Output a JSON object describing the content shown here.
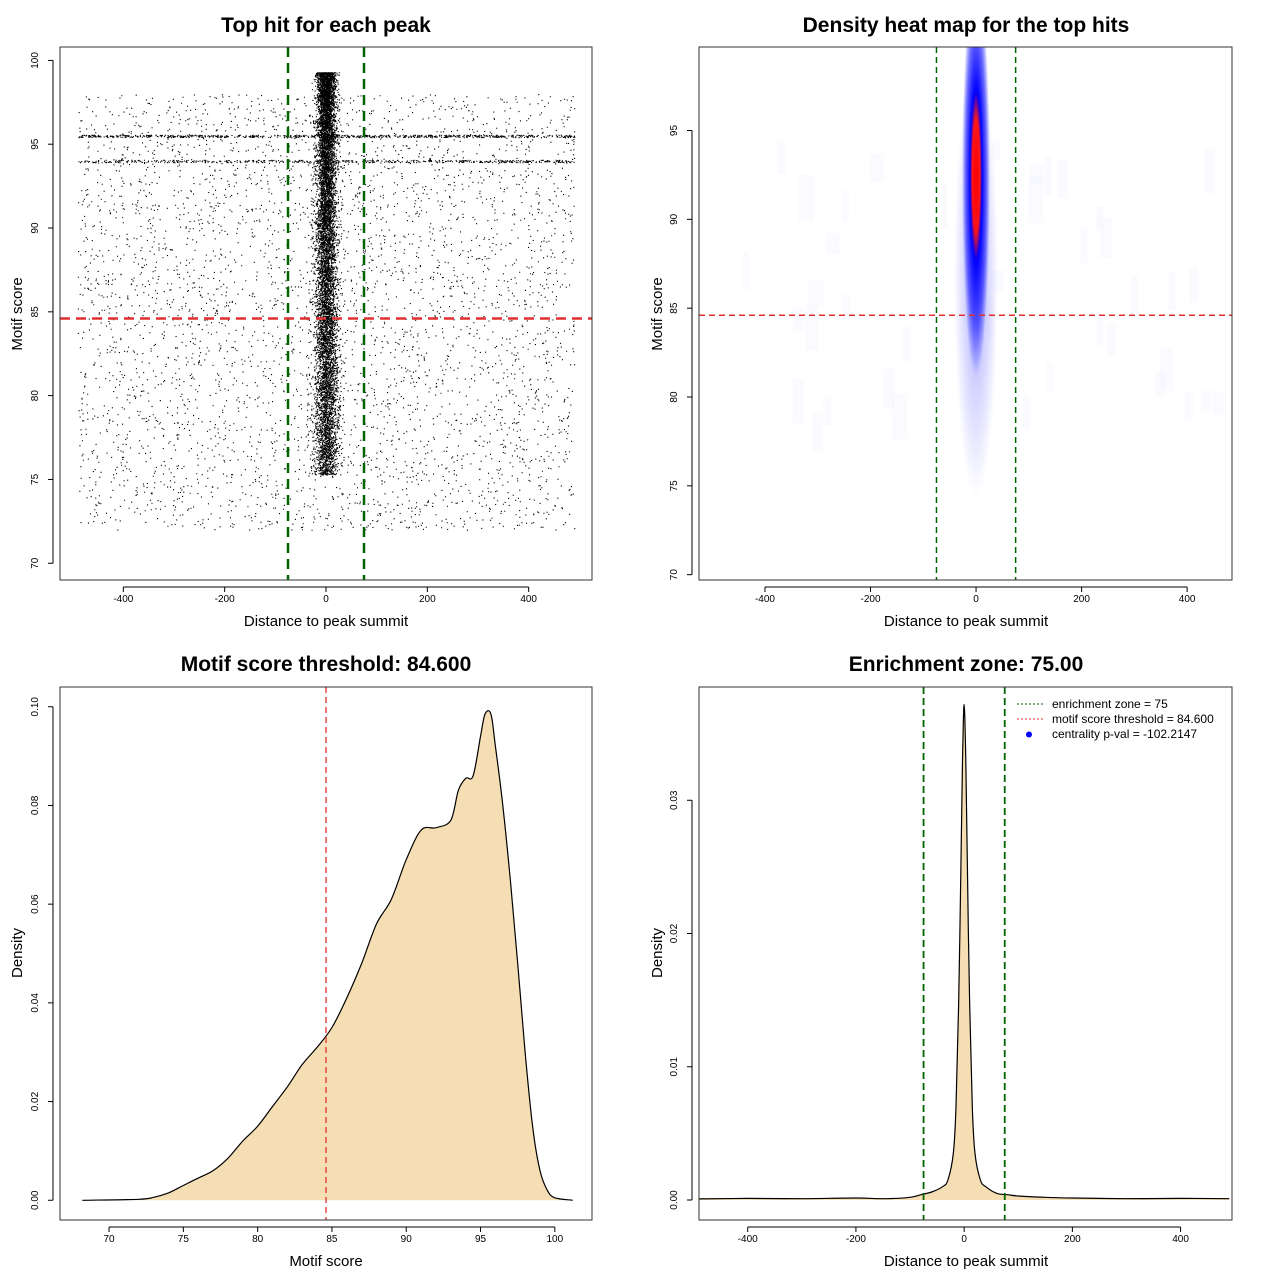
{
  "chart_data": [
    {
      "type": "scatter",
      "title": "Top hit for each peak",
      "xlabel": "Distance to peak summit",
      "ylabel": "Motif score",
      "xlim": [
        -525,
        525
      ],
      "ylim": [
        69,
        100.8
      ],
      "xticks": [
        -400,
        -200,
        0,
        200,
        400
      ],
      "yticks": [
        70,
        75,
        80,
        85,
        90,
        95,
        100
      ],
      "vlines": [
        -75,
        75
      ],
      "hline": 84.6,
      "points_description": "dense central band near 0 (scores ~75-99.5), sparse uniform background across -490 to 490 (scores ~72-98), horizontal streaks at ~95.5 and ~94",
      "colors": {
        "points": "#000000",
        "vline": "#006400",
        "hline": "#e03030"
      }
    },
    {
      "type": "heatmap",
      "title": "Density heat map for the top hits",
      "xlabel": "Distance to peak summit",
      "ylabel": "Motif score",
      "xlim": [
        -525,
        485
      ],
      "ylim": [
        69.7,
        99.7
      ],
      "xticks": [
        -400,
        -200,
        0,
        200,
        400
      ],
      "yticks": [
        70,
        75,
        80,
        85,
        90,
        95
      ],
      "vlines": [
        -75,
        75
      ],
      "hline": 84.6,
      "hotspot": {
        "x": 0,
        "y_from": 75,
        "y_to": 98.5,
        "peak_y": 93
      },
      "colors": {
        "low": "#ffffff",
        "mid": "#0000ff",
        "high": "#ff0000",
        "vline": "#006400",
        "hline": "#e03030"
      }
    },
    {
      "type": "area",
      "title": "Motif score threshold: 84.600",
      "xlabel": "Motif score",
      "ylabel": "Density",
      "xlim": [
        66.7,
        102.5
      ],
      "ylim": [
        -0.004,
        0.104
      ],
      "xticks": [
        70,
        75,
        80,
        85,
        90,
        95,
        100
      ],
      "yticks": [
        0.0,
        0.02,
        0.04,
        0.06,
        0.08,
        0.1
      ],
      "vline": 84.6,
      "x": [
        68.2,
        72,
        73,
        74,
        75,
        76,
        77,
        78,
        79,
        80,
        81,
        82,
        83,
        84,
        85,
        86,
        87,
        88,
        89,
        90,
        91,
        92,
        93,
        93.5,
        94,
        94.5,
        95,
        95.3,
        95.7,
        96,
        96.5,
        97,
        97.5,
        98,
        98.5,
        99,
        99.5,
        100,
        101.2
      ],
      "values": [
        0,
        0.0002,
        0.0006,
        0.0015,
        0.003,
        0.0045,
        0.006,
        0.0085,
        0.012,
        0.015,
        0.019,
        0.023,
        0.0275,
        0.031,
        0.035,
        0.041,
        0.048,
        0.056,
        0.061,
        0.069,
        0.075,
        0.0755,
        0.077,
        0.083,
        0.0855,
        0.086,
        0.094,
        0.0985,
        0.0985,
        0.092,
        0.08,
        0.065,
        0.048,
        0.03,
        0.015,
        0.006,
        0.002,
        0.0005,
        0
      ],
      "colors": {
        "fill": "#f5deb3",
        "line": "#000000",
        "vline": "#e03030"
      }
    },
    {
      "type": "area",
      "title": "Enrichment zone: 75.00",
      "xlabel": "Distance to peak summit",
      "ylabel": "Density",
      "xlim": [
        -490,
        495
      ],
      "ylim": [
        -0.0015,
        0.0385
      ],
      "xticks": [
        -400,
        -200,
        0,
        200,
        400
      ],
      "yticks": [
        0.0,
        0.01,
        0.02,
        0.03
      ],
      "vlines": [
        -75,
        75
      ],
      "x": [
        -490,
        -400,
        -300,
        -200,
        -150,
        -100,
        -80,
        -60,
        -40,
        -30,
        -20,
        -15,
        -10,
        -6,
        -3,
        0,
        3,
        6,
        10,
        15,
        20,
        30,
        40,
        60,
        80,
        100,
        150,
        200,
        300,
        400,
        490
      ],
      "values": [
        8e-05,
        0.00012,
        0.0001,
        0.00015,
        0.0001,
        0.0002,
        0.0004,
        0.0006,
        0.001,
        0.0015,
        0.0035,
        0.007,
        0.015,
        0.025,
        0.033,
        0.0372,
        0.033,
        0.025,
        0.015,
        0.007,
        0.0035,
        0.0015,
        0.001,
        0.0005,
        0.0004,
        0.0003,
        0.0002,
        0.00015,
        0.0001,
        0.00012,
        0.0001
      ],
      "legend": [
        {
          "label": "enrichment zone = 75",
          "style": "dotted",
          "color": "#006400"
        },
        {
          "label": "motif score threshold = 84.600",
          "style": "dotted",
          "color": "#e03030"
        },
        {
          "label": "centrality p-val = -102.2147",
          "style": "point",
          "color": "#0000ff"
        }
      ],
      "legend_position": "top-right",
      "colors": {
        "fill": "#f5deb3",
        "line": "#000000",
        "vline": "#006400"
      }
    }
  ]
}
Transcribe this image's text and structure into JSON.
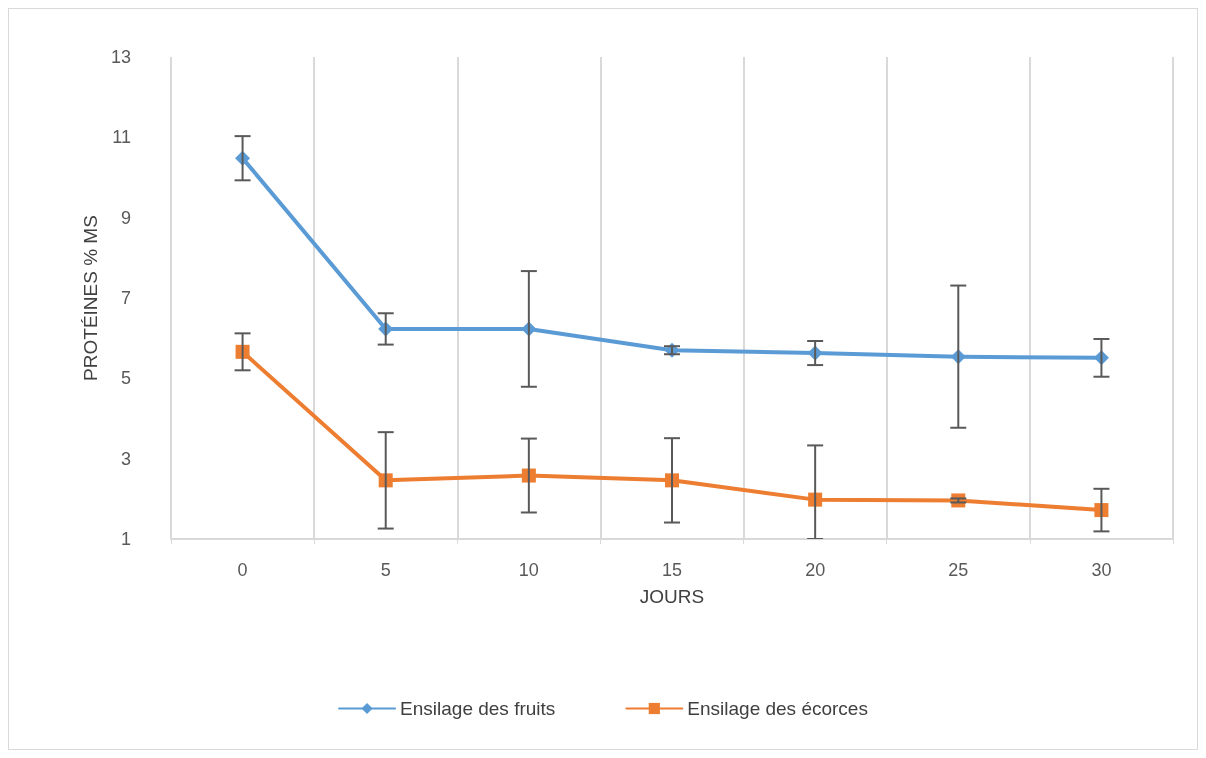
{
  "chart_data": {
    "type": "line",
    "xlabel": "JOURS",
    "ylabel": "PROTÉINES % MS",
    "categories": [
      "0",
      "5",
      "10",
      "15",
      "20",
      "25",
      "30"
    ],
    "series": [
      {
        "name": "Ensilage des fruits",
        "color": "#5b9bd5",
        "marker": "diamond",
        "values": [
          10.48,
          6.23,
          6.23,
          5.7,
          5.63,
          5.54,
          5.51
        ],
        "errors": [
          0.55,
          0.39,
          1.44,
          0.1,
          0.3,
          1.77,
          0.47
        ]
      },
      {
        "name": "Ensilage des écorces",
        "color": "#ed7d31",
        "marker": "square",
        "values": [
          5.66,
          2.46,
          2.58,
          2.46,
          1.98,
          1.96,
          1.72
        ],
        "errors": [
          0.46,
          1.2,
          0.92,
          1.05,
          [
            1,
            3.33
          ],
          0.05,
          0.53
        ]
      }
    ],
    "ylim": [
      1,
      13
    ],
    "yticks": [
      1,
      3,
      5,
      7,
      9,
      11,
      13
    ],
    "grid": "x",
    "legend": "bottom"
  }
}
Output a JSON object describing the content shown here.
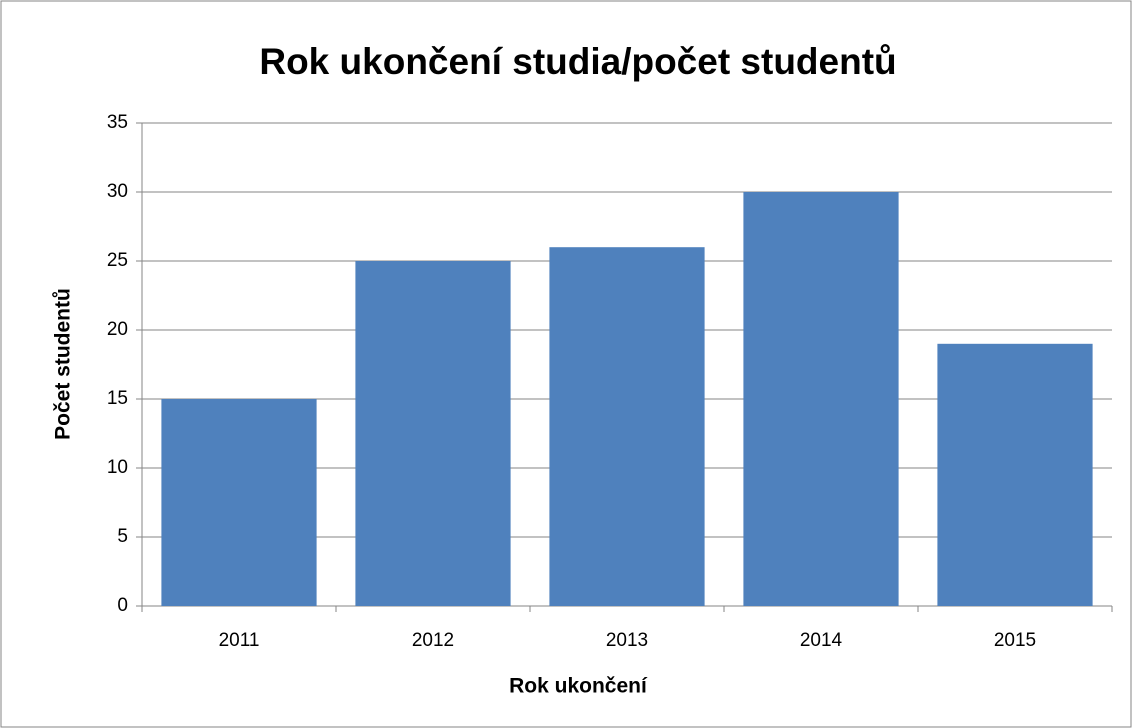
{
  "chart_data": {
    "type": "bar",
    "title": "Rok ukončení studia/počet studentů",
    "x_label": "Rok ukončení",
    "y_label": "Počet studentů",
    "categories": [
      "2011",
      "2012",
      "2013",
      "2014",
      "2015"
    ],
    "values": [
      15,
      25,
      26,
      30,
      19
    ],
    "color": "#4f81bd",
    "ylim": [
      0,
      35
    ],
    "yticks": [
      0,
      5,
      10,
      15,
      20,
      25,
      30,
      35
    ],
    "grid": true
  }
}
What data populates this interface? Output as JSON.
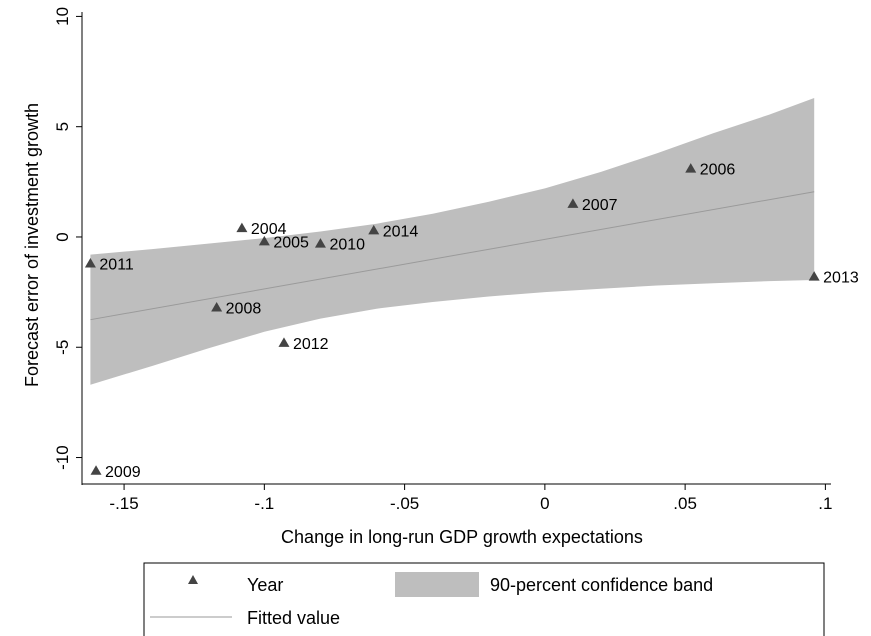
----------
### Set task
Repeat all the records above exactly, leaving out any pictures.

### Answer
Output a JSON object describing the content shown here.
{
  "chart_data": [
    {
      "type": "scatter",
      "title": "Top hit for each peak",
      "xlabel": "Distance to peak summit",
      "ylabel": "Motif score",
      "xlim": [
        -525,
        525
      ],
      "ylim": [
        69,
        100.8
      ],
      "xticks": [
        -400,
        -200,
        0,
        200,
        400
      ],
      "yticks": [
        70,
        75,
        80,
        85,
        90,
        95,
        100
      ],
      "vlines": [
        -75,
        75
      ],
      "hline": 84.6,
      "points_description": "dense central band near 0 (scores ~75-99.5), sparse uniform background across -490 to 490 (scores ~72-98), horizontal streaks at ~95.5 and ~94",
      "colors": {
        "points": "#000000",
        "vline": "#006400",
        "hline": "#e03030"
      }
    },
    {
      "type": "heatmap",
      "title": "Density heat map for the top hits",
      "xlabel": "Distance to peak summit",
      "ylabel": "Motif score",
      "xlim": [
        -525,
        485
      ],
      "ylim": [
        69.7,
        99.7
      ],
      "xticks": [
        -400,
        -200,
        0,
        200,
        400
      ],
      "yticks": [
        70,
        75,
        80,
        85,
        90,
        95
      ],
      "vlines": [
        -75,
        75
      ],
      "hline": 84.6,
      "hotspot": {
        "x": 0,
        "y_from": 75,
        "y_to": 98.5,
        "peak_y": 93
      },
      "colors": {
        "low": "#ffffff",
        "mid": "#0000ff",
        "high": "#ff0000",
        "vline": "#006400",
        "hline": "#e03030"
      }
    },
    {
      "type": "area",
      "title": "Motif score threshold: 84.600",
      "xlabel": "Motif score",
      "ylabel": "Density",
      "xlim": [
        66.7,
        102.5
      ],
      "ylim": [
        -0.004,
        0.104
      ],
      "xticks": [
        70,
        75,
        80,
        85,
        90,
        95,
        100
      ],
      "yticks": [
        0.0,
        0.02,
        0.04,
        0.06,
        0.08,
        0.1
      ],
      "vline": 84.6,
      "x": [
        68.2,
        72,
        73,
        74,
        75,
        76,
        77,
        78,
        79,
        80,
        81,
        82,
        83,
        84,
        85,
        86,
        87,
        88,
        89,
        90,
        91,
        92,
        93,
        93.5,
        94,
        94.5,
        95,
        95.3,
        95.7,
        96,
        96.5,
        97,
        97.5,
        98,
        98.5,
        99,
        99.5,
        100,
        101.2
      ],
      "values": [
        0,
        0.0002,
        0.0006,
        0.0015,
        0.003,
        0.0045,
        0.006,
        0.0085,
        0.012,
        0.015,
        0.019,
        0.023,
        0.0275,
        0.031,
        0.035,
        0.041,
        0.048,
        0.056,
        0.061,
        0.069,
        0.075,
        0.0755,
        0.077,
        0.083,
        0.0855,
        0.086,
        0.094,
        0.0985,
        0.0985,
        0.092,
        0.08,
        0.065,
        0.048,
        0.03,
        0.015,
        0.006,
        0.002,
        0.0005,
        0
      ],
      "colors": {
        "fill": "#f5deb3",
        "line": "#000000",
        "vline": "#e03030"
      }
    },
    {
      "type": "area",
      "title": "Enrichment zone: 75.00",
      "xlabel": "Distance to peak summit",
      "ylabel": "Density",
      "xlim": [
        -490,
        495
      ],
      "ylim": [
        -0.0015,
        0.0385
      ],
      "xticks": [
        -400,
        -200,
        0,
        200,
        400
      ],
      "yticks": [
        0.0,
        0.01,
        0.02,
        0.03
      ],
      "vlines": [
        -75,
        75
      ],
      "x": [
        -490,
        -400,
        -300,
        -200,
        -150,
        -100,
        -80,
        -60,
        -40,
        -30,
        -20,
        -15,
        -10,
        -6,
        -3,
        0,
        3,
        6,
        10,
        15,
        20,
        30,
        40,
        60,
        80,
        100,
        150,
        200,
        300,
        400,
        490
      ],
      "values": [
        8e-05,
        0.00012,
        0.0001,
        0.00015,
        0.0001,
        0.0002,
        0.0004,
        0.0006,
        0.001,
        0.0015,
        0.0035,
        0.007,
        0.015,
        0.025,
        0.033,
        0.0372,
        0.033,
        0.025,
        0.015,
        0.007,
        0.0035,
        0.0015,
        0.001,
        0.0005,
        0.0004,
        0.0003,
        0.0002,
        0.00015,
        0.0001,
        0.00012,
        0.0001
      ],
      "legend": [
        {
          "label": "enrichment zone = 75",
          "style": "dotted",
          "color": "#006400"
        },
        {
          "label": "motif score threshold = 84.600",
          "style": "dotted",
          "color": "#e03030"
        },
        {
          "label": "centrality p-val = -102.2147",
          "style": "point",
          "color": "#0000ff"
        }
      ],
      "legend_position": "top-right",
      "colors": {
        "fill": "#f5deb3",
        "line": "#000000",
        "vline": "#006400"
      }
    }
  ]
}
Transcribe this image's text and structure into JSON.
{
  "chart_data": {
    "type": "line",
    "xlabel": "JOURS",
    "ylabel": "PROTÉINES % MS",
    "categories": [
      "0",
      "5",
      "10",
      "15",
      "20",
      "25",
      "30"
    ],
    "series": [
      {
        "name": "Ensilage des fruits",
        "color": "#5b9bd5",
        "marker": "diamond",
        "values": [
          10.48,
          6.23,
          6.23,
          5.7,
          5.63,
          5.54,
          5.51
        ],
        "errors": [
          0.55,
          0.39,
          1.44,
          0.1,
          0.3,
          1.77,
          0.47
        ]
      },
      {
        "name": "Ensilage des écorces",
        "color": "#ed7d31",
        "marker": "square",
        "values": [
          5.66,
          2.46,
          2.58,
          2.46,
          1.98,
          1.96,
          1.72
        ],
        "errors": [
          0.46,
          1.2,
          0.92,
          1.05,
          [
            1,
            3.33
          ],
          0.05,
          0.53
        ]
      }
    ],
    "ylim": [
      1,
      13
    ],
    "yticks": [
      1,
      3,
      5,
      7,
      9,
      11,
      13
    ],
    "grid": "x",
    "legend": "bottom"
  }
}
Output a JSON object describing the content shown here.
{
  "chart_data": {
    "type": "bar",
    "title": "Rok ukončení studia/počet studentů",
    "x_label": "Rok ukončení",
    "y_label": "Počet studentů",
    "categories": [
      "2011",
      "2012",
      "2013",
      "2014",
      "2015"
    ],
    "values": [
      15,
      25,
      26,
      30,
      19
    ],
    "color": "#4f81bd",
    "ylim": [
      0,
      35
    ],
    "yticks": [
      0,
      5,
      10,
      15,
      20,
      25,
      30,
      35
    ],
    "grid": true
  }
}
What data populates this interface? Output as JSON.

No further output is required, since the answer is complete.